§ **Provided entries**
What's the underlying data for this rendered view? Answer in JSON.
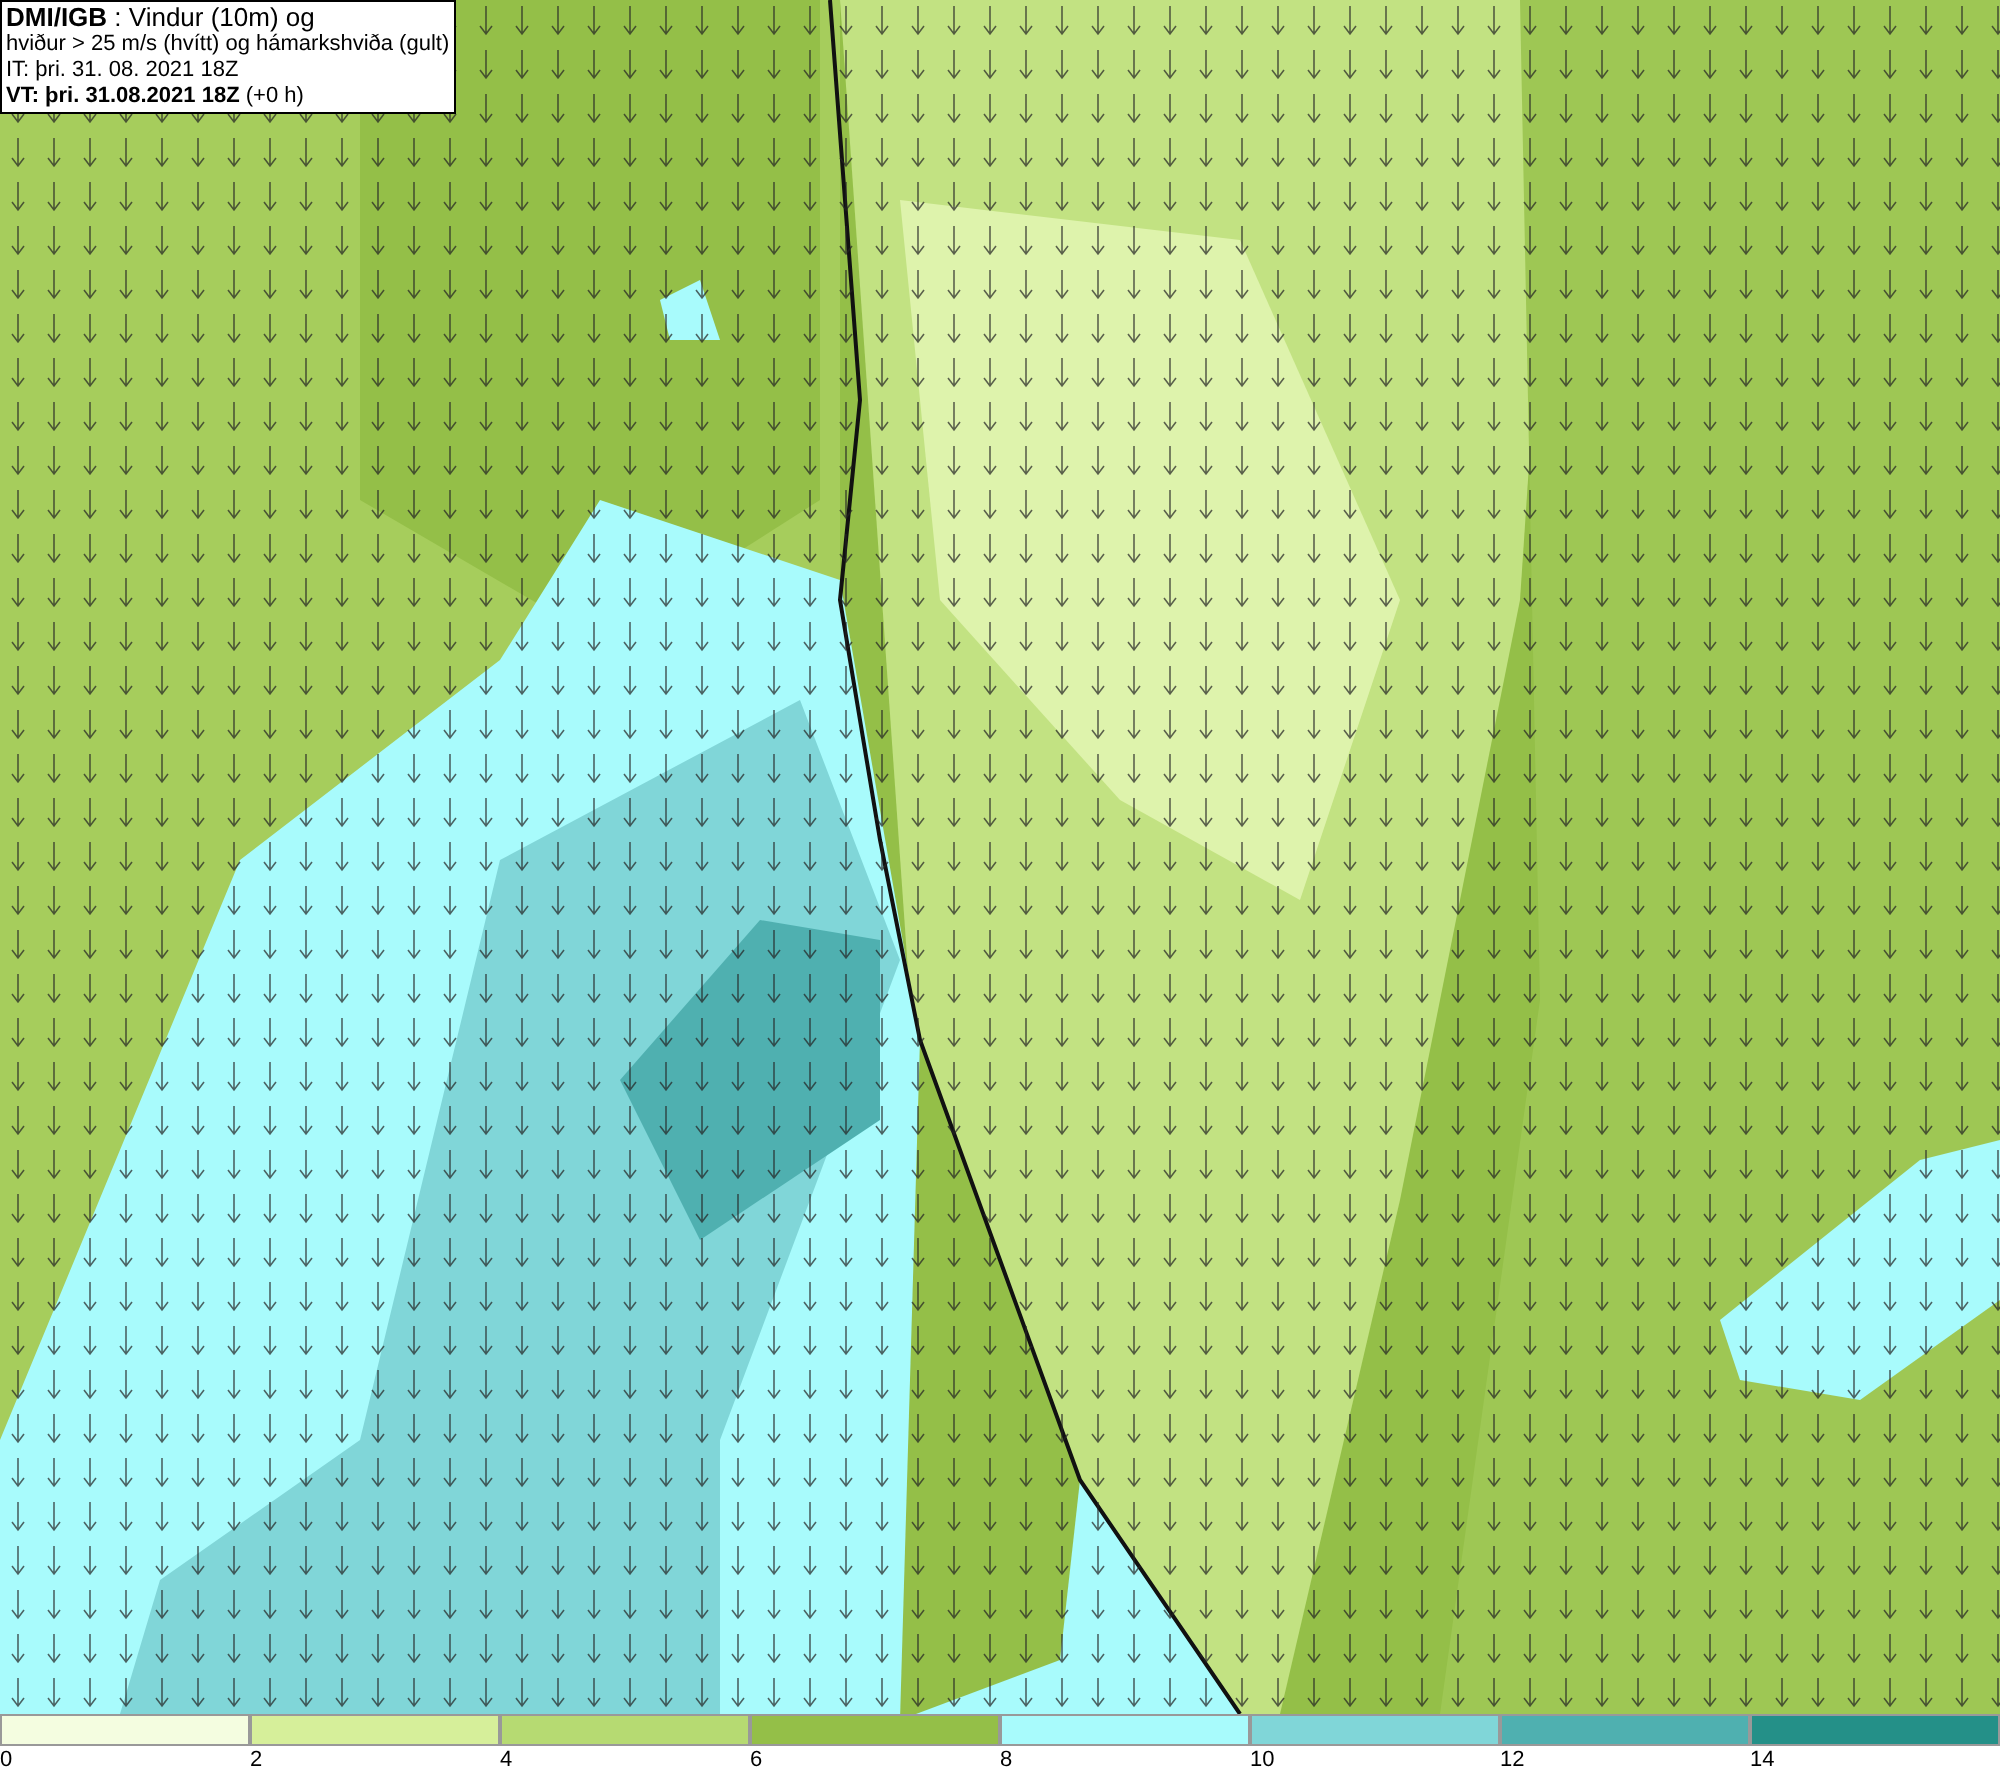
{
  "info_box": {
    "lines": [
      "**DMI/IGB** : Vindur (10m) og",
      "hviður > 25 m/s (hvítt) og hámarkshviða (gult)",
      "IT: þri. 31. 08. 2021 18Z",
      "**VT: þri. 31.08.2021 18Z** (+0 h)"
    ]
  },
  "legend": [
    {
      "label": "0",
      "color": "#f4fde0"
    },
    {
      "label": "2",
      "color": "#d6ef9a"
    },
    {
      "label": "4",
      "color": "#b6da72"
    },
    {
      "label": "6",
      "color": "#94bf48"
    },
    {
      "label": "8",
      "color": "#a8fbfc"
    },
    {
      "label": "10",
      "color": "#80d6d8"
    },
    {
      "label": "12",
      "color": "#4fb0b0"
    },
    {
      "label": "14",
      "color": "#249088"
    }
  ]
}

--

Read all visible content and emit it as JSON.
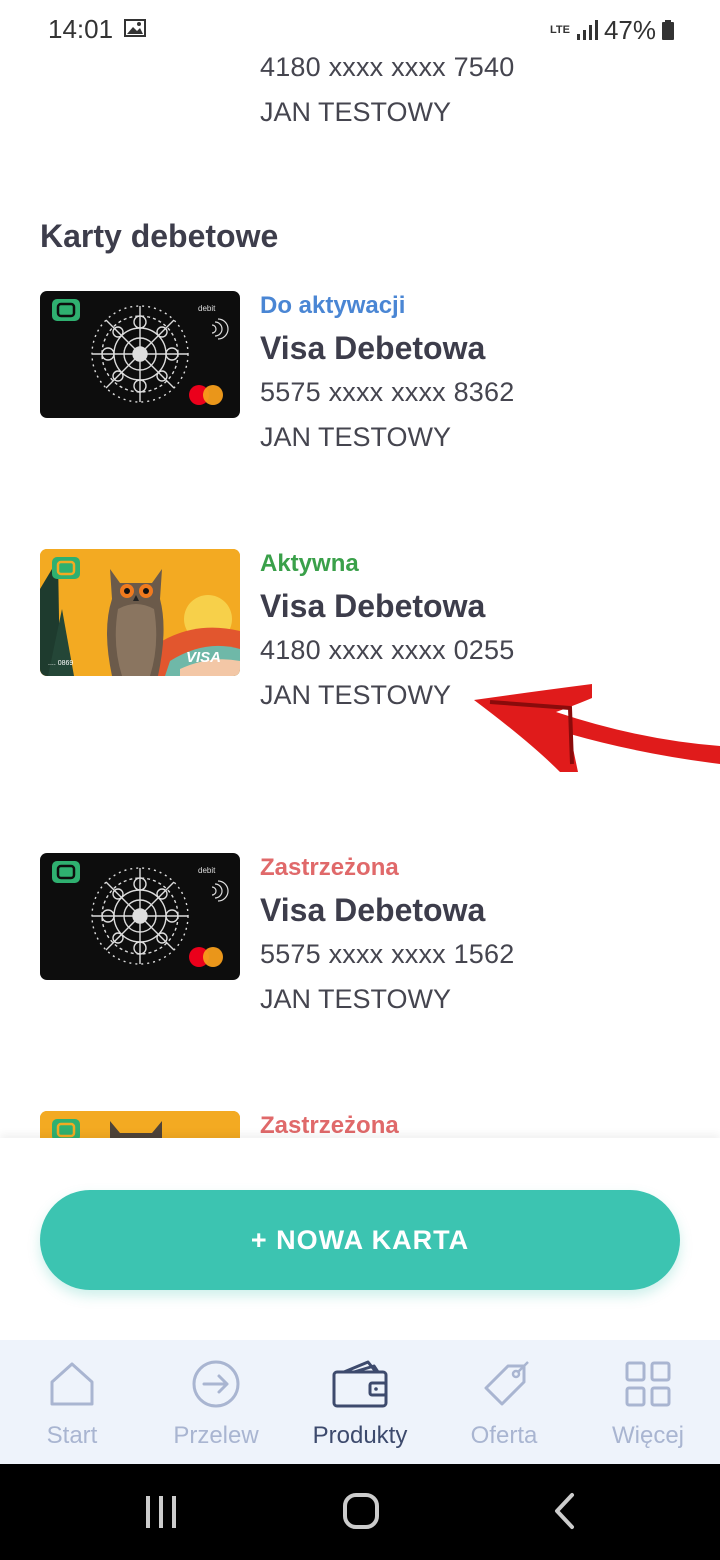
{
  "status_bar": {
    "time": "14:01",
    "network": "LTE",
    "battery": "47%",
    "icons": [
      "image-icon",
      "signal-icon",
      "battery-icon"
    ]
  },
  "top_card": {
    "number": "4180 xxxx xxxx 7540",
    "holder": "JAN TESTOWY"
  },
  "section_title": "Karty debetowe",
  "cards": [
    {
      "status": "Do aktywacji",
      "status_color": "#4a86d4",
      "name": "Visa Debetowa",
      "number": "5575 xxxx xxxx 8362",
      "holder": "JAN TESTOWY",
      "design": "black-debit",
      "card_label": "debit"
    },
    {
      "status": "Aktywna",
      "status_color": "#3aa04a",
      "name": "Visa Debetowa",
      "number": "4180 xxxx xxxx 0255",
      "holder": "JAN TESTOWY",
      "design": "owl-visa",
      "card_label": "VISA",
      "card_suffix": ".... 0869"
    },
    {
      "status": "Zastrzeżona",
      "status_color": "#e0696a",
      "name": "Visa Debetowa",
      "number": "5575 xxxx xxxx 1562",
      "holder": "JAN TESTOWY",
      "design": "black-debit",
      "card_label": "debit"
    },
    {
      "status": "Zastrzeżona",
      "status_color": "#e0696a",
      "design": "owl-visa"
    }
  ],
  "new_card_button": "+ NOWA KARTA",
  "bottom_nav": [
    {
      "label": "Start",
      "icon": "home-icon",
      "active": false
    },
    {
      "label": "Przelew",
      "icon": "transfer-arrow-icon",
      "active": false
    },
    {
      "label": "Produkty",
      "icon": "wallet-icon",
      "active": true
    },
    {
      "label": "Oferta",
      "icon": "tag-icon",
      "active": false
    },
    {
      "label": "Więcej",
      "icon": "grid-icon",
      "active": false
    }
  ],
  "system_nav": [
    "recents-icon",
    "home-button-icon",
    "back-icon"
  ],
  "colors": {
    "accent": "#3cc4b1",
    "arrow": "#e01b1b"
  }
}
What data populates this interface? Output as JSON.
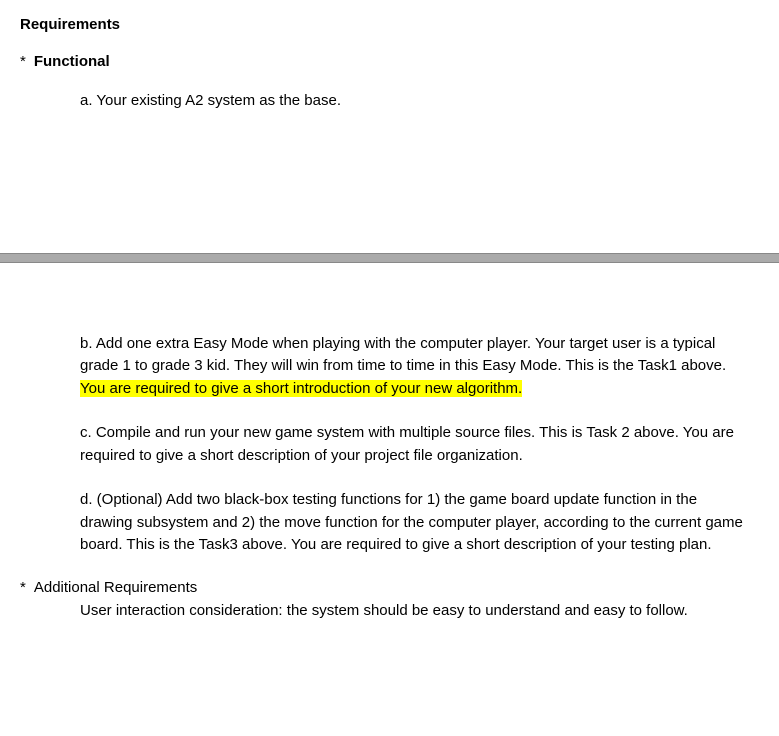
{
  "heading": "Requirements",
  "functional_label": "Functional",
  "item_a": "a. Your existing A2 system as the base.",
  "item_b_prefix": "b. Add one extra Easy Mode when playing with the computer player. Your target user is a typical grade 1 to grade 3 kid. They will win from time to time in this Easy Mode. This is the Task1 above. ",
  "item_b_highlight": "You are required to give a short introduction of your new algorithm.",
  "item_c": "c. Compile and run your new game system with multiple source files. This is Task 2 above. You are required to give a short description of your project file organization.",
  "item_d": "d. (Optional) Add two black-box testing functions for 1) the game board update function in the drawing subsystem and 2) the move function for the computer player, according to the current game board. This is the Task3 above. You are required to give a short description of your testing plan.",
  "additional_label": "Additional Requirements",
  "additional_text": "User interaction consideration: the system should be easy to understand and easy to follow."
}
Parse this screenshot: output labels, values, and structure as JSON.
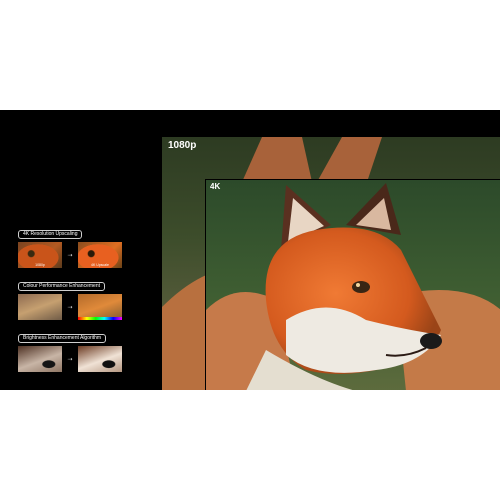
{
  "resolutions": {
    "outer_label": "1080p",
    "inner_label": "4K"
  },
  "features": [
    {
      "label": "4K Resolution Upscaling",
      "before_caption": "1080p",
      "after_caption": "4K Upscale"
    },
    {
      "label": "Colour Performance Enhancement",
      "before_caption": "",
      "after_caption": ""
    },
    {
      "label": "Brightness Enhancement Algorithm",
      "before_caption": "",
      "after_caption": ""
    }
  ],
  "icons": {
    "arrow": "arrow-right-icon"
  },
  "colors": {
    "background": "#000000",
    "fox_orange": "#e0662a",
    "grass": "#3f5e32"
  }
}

§ **What to produce**
Out of the preceding entries, pull every line containing the string "design".

§ **Full answer**
      "design": "black-debit",
      "design": "owl-visa",
      "design": "black-debit",
      "design": "owl-visa"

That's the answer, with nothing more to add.